▸ Stored entries
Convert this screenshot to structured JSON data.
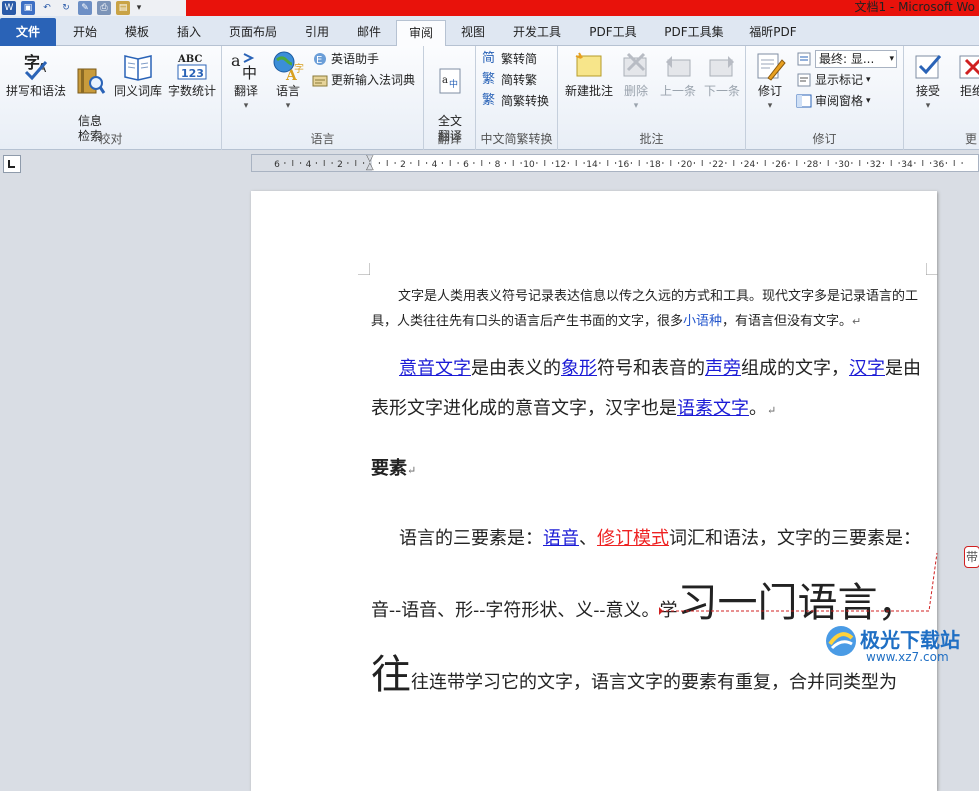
{
  "window": {
    "title": "文档1 - Microsoft Wo"
  },
  "qat": {
    "icons": [
      "word-app-icon",
      "save-icon",
      "undo-icon",
      "redo-icon",
      "print-preview-icon",
      "quick-print-icon",
      "new-doc-icon",
      "customize-qat-icon"
    ]
  },
  "tabs": {
    "file": "文件",
    "items": [
      "开始",
      "模板",
      "插入",
      "页面布局",
      "引用",
      "邮件",
      "审阅",
      "视图",
      "开发工具",
      "PDF工具",
      "PDF工具集",
      "福昕PDF"
    ],
    "active": "审阅"
  },
  "ribbon": {
    "proofing": {
      "label": "校对",
      "spelling": "拼写和语法",
      "research": "信息\n检索",
      "thesaurus": "同义词库",
      "wordcount": "字数统计"
    },
    "language": {
      "label": "语言",
      "translate": "翻译",
      "language": "语言",
      "english_assistant": "英语助手",
      "update_ime": "更新输入法词典"
    },
    "translate": {
      "label": "翻译",
      "full_translate": "全文\n翻译"
    },
    "chinese": {
      "label": "中文简繁转换",
      "to_simplified": "繁转简",
      "to_traditional": "简转繁",
      "convert": "简繁转换"
    },
    "comments": {
      "label": "批注",
      "new": "新建批注",
      "delete": "删除",
      "prev": "上一条",
      "next": "下一条"
    },
    "tracking": {
      "label": "修订",
      "track": "修订",
      "final": "最终: 显...",
      "show_markup": "显示标记",
      "reviewing_pane": "审阅窗格"
    },
    "changes": {
      "accept": "接受",
      "reject": "拒绝",
      "label": "更"
    }
  },
  "ruler": {
    "ticks": [
      "6",
      "4",
      "2",
      "",
      "2",
      "4",
      "6",
      "8",
      "10",
      "12",
      "14",
      "16",
      "18",
      "20",
      "22",
      "24",
      "26",
      "28",
      "30",
      "32",
      "34",
      "36"
    ]
  },
  "document": {
    "para1": "文字是人类用表义符号记录表达信息以传之久远的方式和工具。现代文字多是记录语言的工具，人类往往先有口头的语言后产生书面的文字，很多",
    "para1_link": "小语种",
    "para1_end": "，有语言但没有文字。",
    "para2_l1": "意音文字",
    "para2_t1": "是由表义的",
    "para2_l2": "象形",
    "para2_t2": "符号和表音的",
    "para2_l3": "声旁",
    "para2_t3": "组成的文字，",
    "para2_l4": "汉字",
    "para2_t4": "是由表形文字进化成的意音文字，汉字也是",
    "para2_l5": "语素文字",
    "para2_t5": "。",
    "heading": "要素",
    "para4_t1": "语言的三要素是：",
    "para4_l1": "语音",
    "para4_sep": "、",
    "para4_rev": "修订模式",
    "para4_t2": "词汇和语法，文字的三要素是：音--语音、形--字符形状、义--意义。学",
    "para4_huge1": "习一门语言，往",
    "para4_t3": "往连带学习它的文字，语言文字的要素有重复，合并同类型为",
    "para_mark": "↵",
    "comment_tag": "带"
  },
  "watermark": {
    "text": "极光下载站",
    "url": "www.xz7.com"
  }
}
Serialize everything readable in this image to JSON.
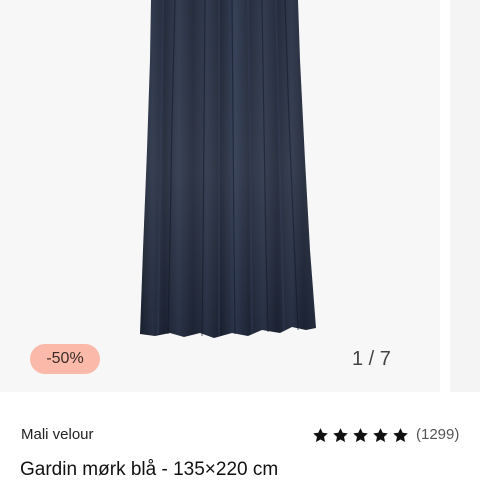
{
  "gallery": {
    "discount_badge": "-50%",
    "image_counter": "1 / 7",
    "product_image_alt": "Gardin mørk blå"
  },
  "product": {
    "brand": "Mali velour",
    "title": "Gardin mørk blå - 135×220 cm",
    "rating_stars": 5,
    "review_count": "(1299)"
  },
  "colors": {
    "badge_background": "#fbb9a9",
    "curtain": "#1f2738",
    "image_background": "#f7f7f7"
  }
}
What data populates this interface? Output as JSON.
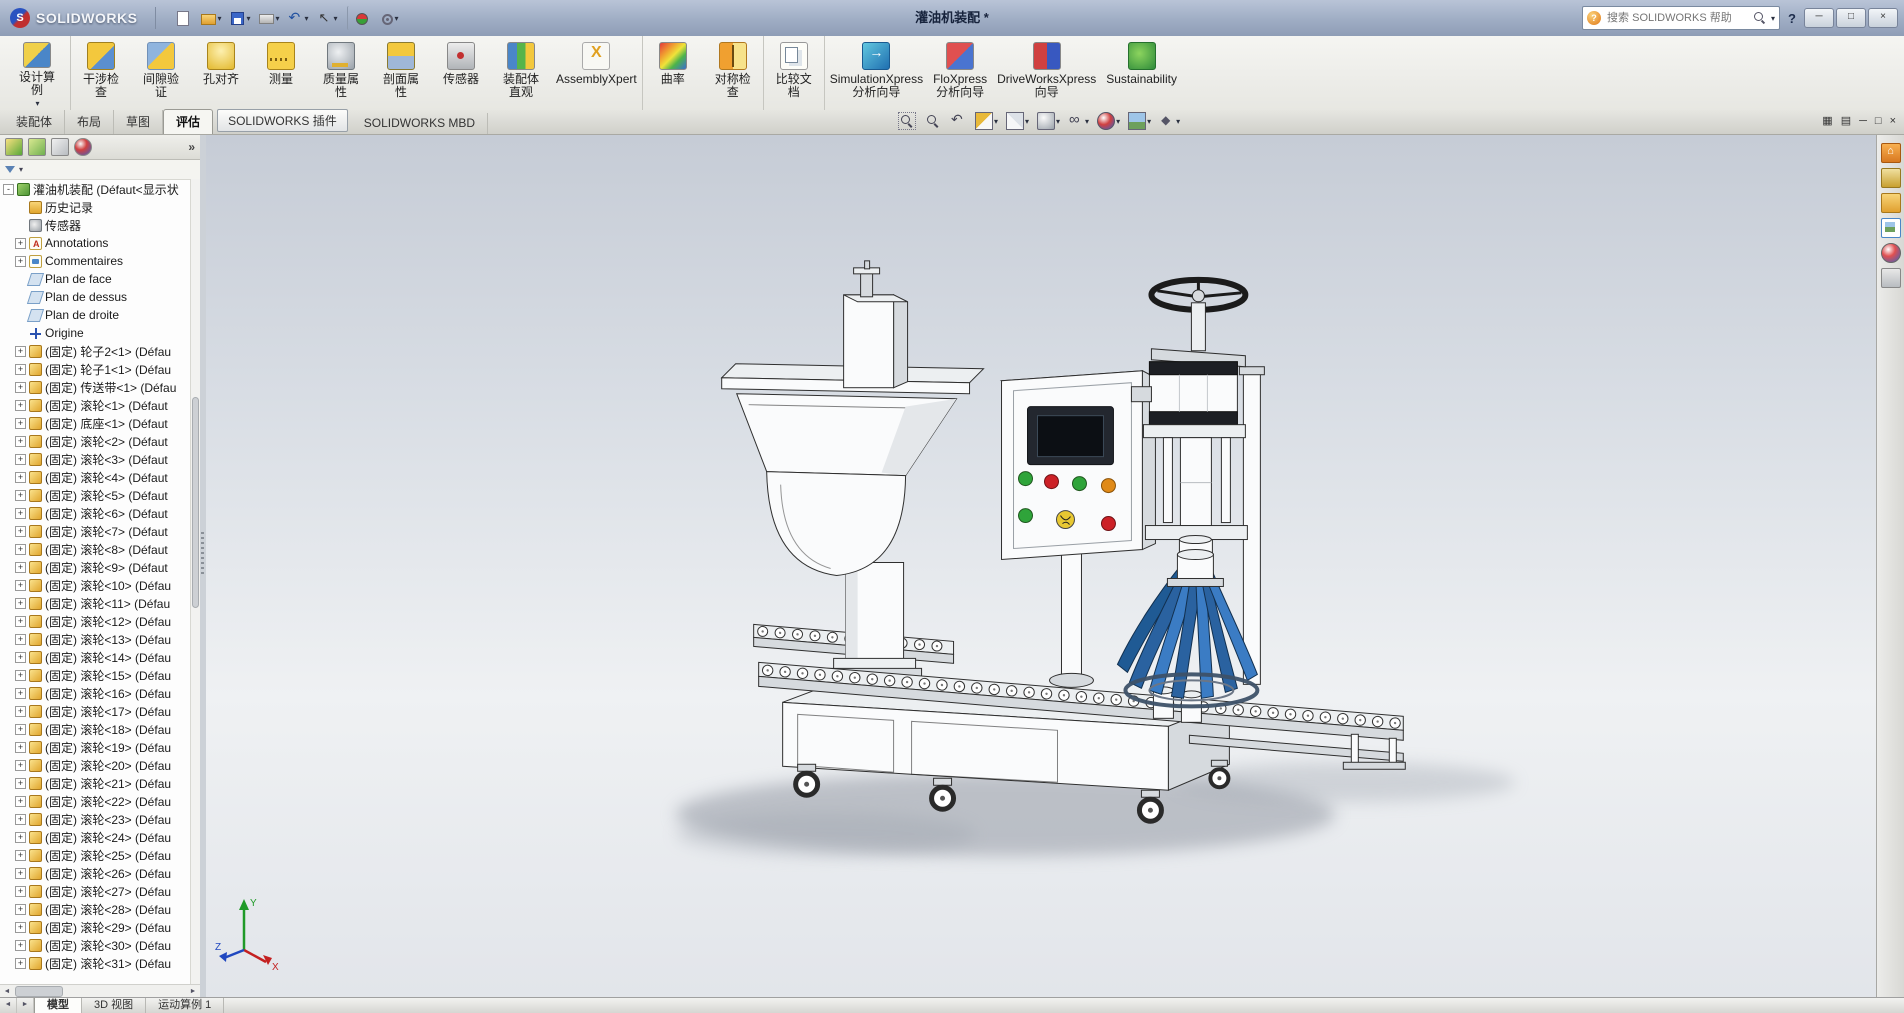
{
  "titlebar": {
    "brand": "SOLIDWORKS",
    "document_title": "灌油机装配 *",
    "search_placeholder": "搜索 SOLIDWORKS 帮助",
    "help_ball": "?",
    "help_label": "?",
    "window_buttons": [
      {
        "g": "─"
      },
      {
        "g": "□"
      },
      {
        "g": "×"
      }
    ]
  },
  "qat": {
    "items": [
      {
        "ic": "q-new"
      },
      {
        "ic": "q-open",
        "dd": "▾"
      },
      {
        "ic": "q-save",
        "dd": "▾"
      },
      {
        "ic": "q-print",
        "dd": "▾"
      },
      {
        "ic": "q-undo",
        "dd": "▾"
      },
      {
        "ic": "q-select",
        "dd": "▾"
      },
      {
        "ic": "q-rebuild",
        "cls": "gsepq"
      },
      {
        "ic": "q-options",
        "dd": "▾"
      }
    ]
  },
  "ribbon": {
    "design_study": {
      "label": "设计算\n例",
      "caret": "▾"
    },
    "buttons": [
      {
        "ic": "ic-interf",
        "label": "干涉检\n查"
      },
      {
        "ic": "ic-clear",
        "label": "间隙验\n证"
      },
      {
        "ic": "ic-hole",
        "label": "孔对齐"
      },
      {
        "ic": "ic-measure",
        "label": "测量"
      },
      {
        "ic": "ic-mass",
        "label": "质量属\n性"
      },
      {
        "ic": "ic-secprop",
        "label": "剖面属\n性"
      },
      {
        "ic": "ic-sensor",
        "label": "传感器"
      },
      {
        "ic": "ic-visual",
        "label": "装配体\n直观"
      },
      {
        "ic": "ic-axpert",
        "label": "AssemblyXpert"
      },
      {
        "ic": "ic-curv",
        "label": "曲率",
        "cls": "gsep"
      },
      {
        "ic": "ic-symm",
        "label": "对称检\n查"
      },
      {
        "ic": "ic-compare",
        "label": "比较文\n档",
        "cls": "gsep"
      },
      {
        "ic": "ic-simx",
        "label": "SimulationXpress\n分析向导",
        "cls": "gsep"
      },
      {
        "ic": "ic-flox",
        "label": "FloXpress\n分析向导"
      },
      {
        "ic": "ic-dwx",
        "label": "DriveWorksXpress\n向导"
      },
      {
        "ic": "ic-sust",
        "label": "Sustainability"
      }
    ]
  },
  "command_tabs": {
    "items": [
      {
        "label": "装配体"
      },
      {
        "label": "布局"
      },
      {
        "label": "草图"
      },
      {
        "label": "评估",
        "cls": "active"
      },
      {
        "label": "SOLIDWORKS 插件",
        "cls": "boxed"
      },
      {
        "label": "SOLIDWORKS MBD"
      }
    ]
  },
  "headsup": {
    "items": [
      {
        "ic": "h-zoomfit"
      },
      {
        "ic": "h-zoomarea"
      },
      {
        "ic": "h-prev"
      },
      {
        "ic": "h-section",
        "dd": "▾"
      },
      {
        "ic": "h-orient",
        "dd": "▾"
      },
      {
        "ic": "h-display",
        "dd": "▾"
      },
      {
        "ic": "h-hide",
        "dd": "▾"
      },
      {
        "ic": "h-appear",
        "dd": "▾"
      },
      {
        "ic": "h-scene",
        "dd": "▾"
      },
      {
        "ic": "h-settings",
        "dd": "▾"
      }
    ]
  },
  "docbar": {
    "buttons": [
      {
        "g": "▦"
      },
      {
        "g": "▤"
      },
      {
        "g": "─"
      },
      {
        "g": "□"
      },
      {
        "g": "×"
      }
    ]
  },
  "panel": {
    "chevron": "»",
    "filter_caret": "▾",
    "hscroll_left": "◄",
    "hscroll_right": "►",
    "tabs": [
      {
        "ic": "pt-feature"
      },
      {
        "ic": "pt-property"
      },
      {
        "ic": "pt-config"
      },
      {
        "ic": "pt-display"
      }
    ]
  },
  "tree": {
    "items": [
      {
        "e": "-",
        "ic": "ti-asm",
        "t": "灌油机装配 (Défaut<显示状"
      },
      {
        "ic": "ti-hist",
        "t": "历史记录"
      },
      {
        "ic": "ti-sensor",
        "t": "传感器"
      },
      {
        "e": "+",
        "ic": "ti-ann",
        "t": "Annotations"
      },
      {
        "e": "+",
        "ic": "ti-comm",
        "t": "Commentaires"
      },
      {
        "ic": "ti-plane",
        "t": "Plan de face"
      },
      {
        "ic": "ti-plane",
        "t": "Plan de dessus"
      },
      {
        "ic": "ti-plane",
        "t": "Plan de droite"
      },
      {
        "ic": "ti-origin",
        "t": "Origine"
      },
      {
        "e": "+",
        "ic": "ti-part",
        "t": "(固定) 轮子2<1> (Défau"
      },
      {
        "e": "+",
        "ic": "ti-part",
        "t": "(固定) 轮子1<1> (Défau"
      },
      {
        "e": "+",
        "ic": "ti-part",
        "t": "(固定) 传送带<1> (Défau"
      },
      {
        "e": "+",
        "ic": "ti-part",
        "t": "(固定) 滚轮<1> (Défaut"
      },
      {
        "e": "+",
        "ic": "ti-part",
        "t": "(固定) 底座<1> (Défaut"
      },
      {
        "e": "+",
        "ic": "ti-part",
        "t": "(固定) 滚轮<2> (Défaut"
      },
      {
        "e": "+",
        "ic": "ti-part",
        "t": "(固定) 滚轮<3> (Défaut"
      },
      {
        "e": "+",
        "ic": "ti-part",
        "t": "(固定) 滚轮<4> (Défaut"
      },
      {
        "e": "+",
        "ic": "ti-part",
        "t": "(固定) 滚轮<5> (Défaut"
      },
      {
        "e": "+",
        "ic": "ti-part",
        "t": "(固定) 滚轮<6> (Défaut"
      },
      {
        "e": "+",
        "ic": "ti-part",
        "t": "(固定) 滚轮<7> (Défaut"
      },
      {
        "e": "+",
        "ic": "ti-part",
        "t": "(固定) 滚轮<8> (Défaut"
      },
      {
        "e": "+",
        "ic": "ti-part",
        "t": "(固定) 滚轮<9> (Défaut"
      },
      {
        "e": "+",
        "ic": "ti-part",
        "t": "(固定) 滚轮<10> (Défau"
      },
      {
        "e": "+",
        "ic": "ti-part",
        "t": "(固定) 滚轮<11> (Défau"
      },
      {
        "e": "+",
        "ic": "ti-part",
        "t": "(固定) 滚轮<12> (Défau"
      },
      {
        "e": "+",
        "ic": "ti-part",
        "t": "(固定) 滚轮<13> (Défau"
      },
      {
        "e": "+",
        "ic": "ti-part",
        "t": "(固定) 滚轮<14> (Défau"
      },
      {
        "e": "+",
        "ic": "ti-part",
        "t": "(固定) 滚轮<15> (Défau"
      },
      {
        "e": "+",
        "ic": "ti-part",
        "t": "(固定) 滚轮<16> (Défau"
      },
      {
        "e": "+",
        "ic": "ti-part",
        "t": "(固定) 滚轮<17> (Défau"
      },
      {
        "e": "+",
        "ic": "ti-part",
        "t": "(固定) 滚轮<18> (Défau"
      },
      {
        "e": "+",
        "ic": "ti-part",
        "t": "(固定) 滚轮<19> (Défau"
      },
      {
        "e": "+",
        "ic": "ti-part",
        "t": "(固定) 滚轮<20> (Défau"
      },
      {
        "e": "+",
        "ic": "ti-part",
        "t": "(固定) 滚轮<21> (Défau"
      },
      {
        "e": "+",
        "ic": "ti-part",
        "t": "(固定) 滚轮<22> (Défau"
      },
      {
        "e": "+",
        "ic": "ti-part",
        "t": "(固定) 滚轮<23> (Défau"
      },
      {
        "e": "+",
        "ic": "ti-part",
        "t": "(固定) 滚轮<24> (Défau"
      },
      {
        "e": "+",
        "ic": "ti-part",
        "t": "(固定) 滚轮<25> (Défau"
      },
      {
        "e": "+",
        "ic": "ti-part",
        "t": "(固定) 滚轮<26> (Défau"
      },
      {
        "e": "+",
        "ic": "ti-part",
        "t": "(固定) 滚轮<27> (Défau"
      },
      {
        "e": "+",
        "ic": "ti-part",
        "t": "(固定) 滚轮<28> (Défau"
      },
      {
        "e": "+",
        "ic": "ti-part",
        "t": "(固定) 滚轮<29> (Défau"
      },
      {
        "e": "+",
        "ic": "ti-part",
        "t": "(固定) 滚轮<30> (Défau"
      },
      {
        "e": "+",
        "ic": "ti-part",
        "t": "(固定) 滚轮<31> (Défau"
      }
    ]
  },
  "taskpane": {
    "items": [
      {
        "ic": "tp-home"
      },
      {
        "ic": "tp-lib"
      },
      {
        "ic": "tp-files"
      },
      {
        "ic": "tp-palette"
      },
      {
        "ic": "tp-appear"
      },
      {
        "ic": "tp-props"
      }
    ]
  },
  "statusbar": {
    "arrows": [
      {
        "g": "◄"
      },
      {
        "g": "►"
      }
    ],
    "tabs": [
      {
        "label": "模型",
        "cls": "active"
      },
      {
        "label": "3D 视图"
      },
      {
        "label": "运动算例 1"
      }
    ]
  },
  "viewport": {
    "triad": {
      "x": "X",
      "y": "Y",
      "z": "Z"
    }
  }
}
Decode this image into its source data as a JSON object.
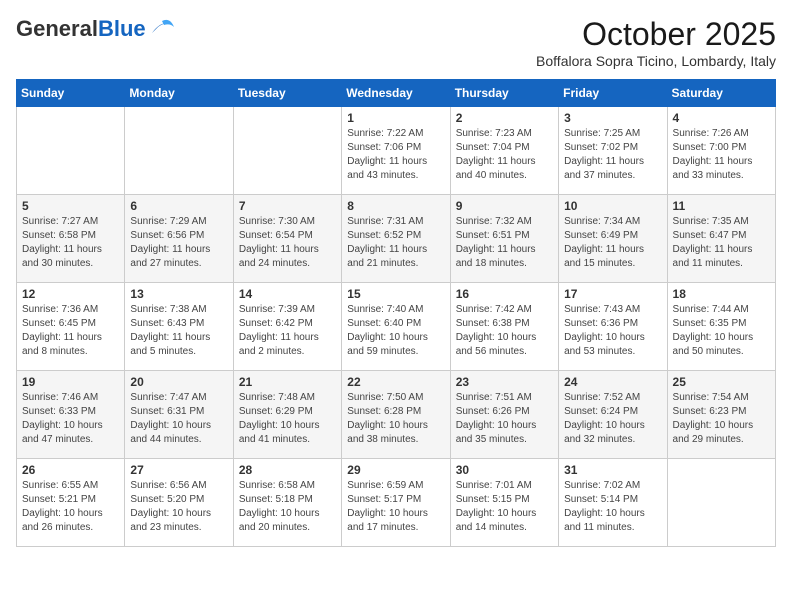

▸ OBJECTIVE
How many lines in the records above contain the word "print"? Reply with the number and nothing more.

▸ RESULT OF THIS EXERCISE
3